>> begin

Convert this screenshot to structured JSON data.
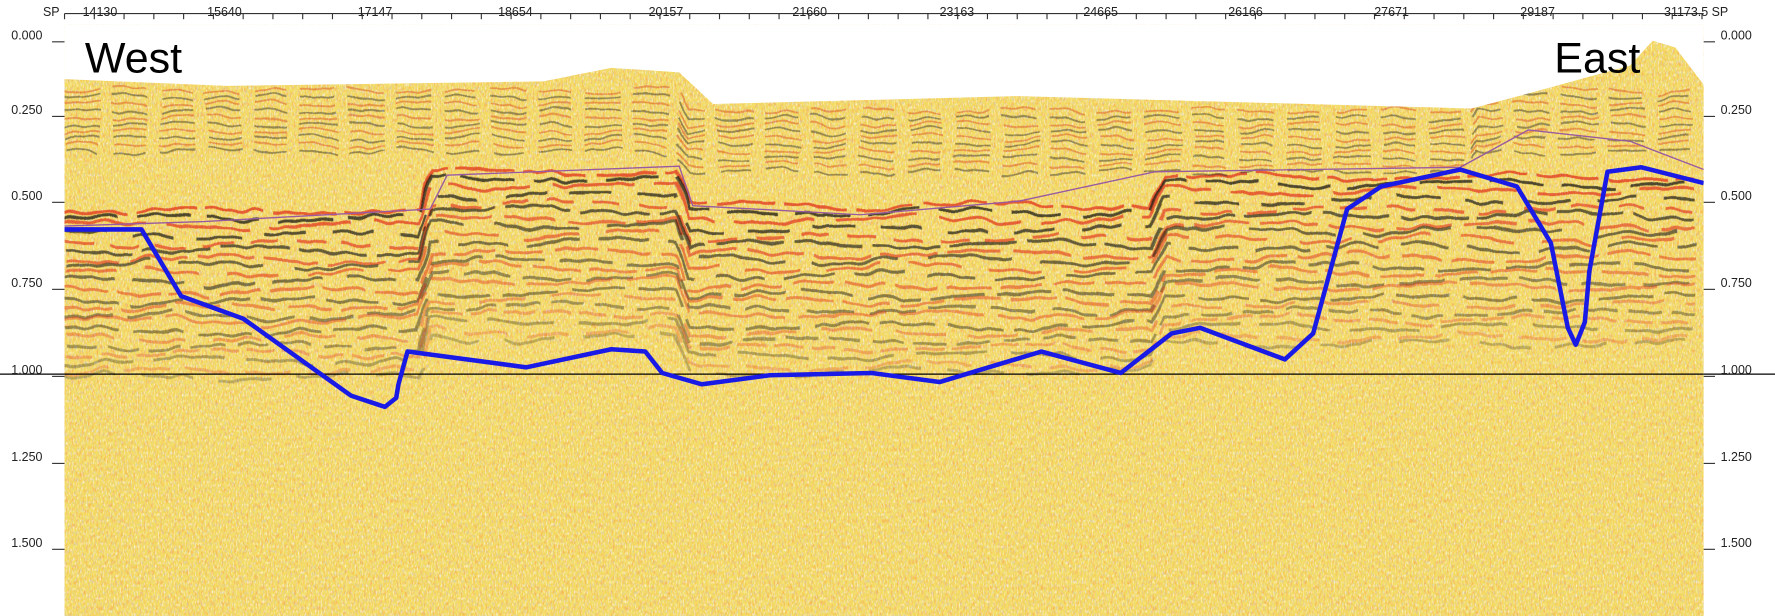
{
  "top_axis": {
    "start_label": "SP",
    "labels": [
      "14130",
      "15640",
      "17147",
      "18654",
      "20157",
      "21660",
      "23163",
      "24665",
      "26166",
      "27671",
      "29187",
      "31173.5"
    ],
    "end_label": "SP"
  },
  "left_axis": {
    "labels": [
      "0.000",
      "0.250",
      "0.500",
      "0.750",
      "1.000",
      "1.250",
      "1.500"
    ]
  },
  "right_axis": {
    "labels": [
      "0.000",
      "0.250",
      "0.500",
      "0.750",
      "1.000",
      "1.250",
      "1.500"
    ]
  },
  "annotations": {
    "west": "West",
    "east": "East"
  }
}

>> end
>> begin

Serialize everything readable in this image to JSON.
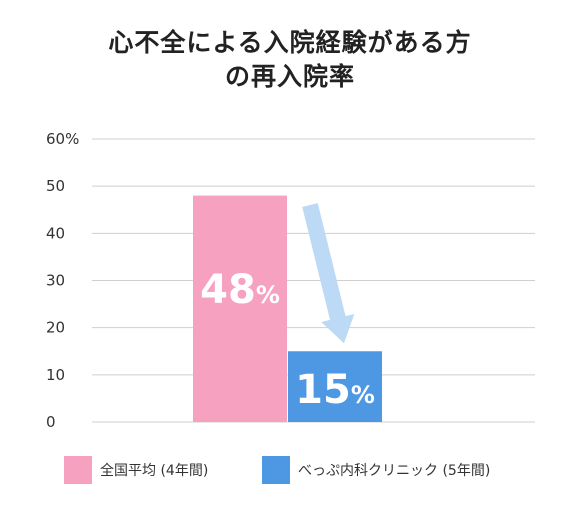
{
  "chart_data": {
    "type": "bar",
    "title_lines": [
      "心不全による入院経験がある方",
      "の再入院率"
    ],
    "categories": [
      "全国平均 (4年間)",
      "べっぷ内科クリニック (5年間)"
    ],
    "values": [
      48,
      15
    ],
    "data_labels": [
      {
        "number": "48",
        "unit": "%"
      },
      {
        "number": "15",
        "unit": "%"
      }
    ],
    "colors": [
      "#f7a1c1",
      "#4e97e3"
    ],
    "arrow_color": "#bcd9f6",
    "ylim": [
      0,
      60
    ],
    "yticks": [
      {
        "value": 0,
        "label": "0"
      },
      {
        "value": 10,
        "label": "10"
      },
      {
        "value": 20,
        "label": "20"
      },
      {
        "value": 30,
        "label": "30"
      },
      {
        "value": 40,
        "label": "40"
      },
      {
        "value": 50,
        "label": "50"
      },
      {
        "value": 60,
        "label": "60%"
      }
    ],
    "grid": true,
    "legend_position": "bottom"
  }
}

>> end

TASK DIRECTIONS: Gather each line in these records that contains the string "this".

RESULT OF THE EXERCISE:
Convert this screenshot to structured JSON data.
Serialize everything readable in this image to JSON.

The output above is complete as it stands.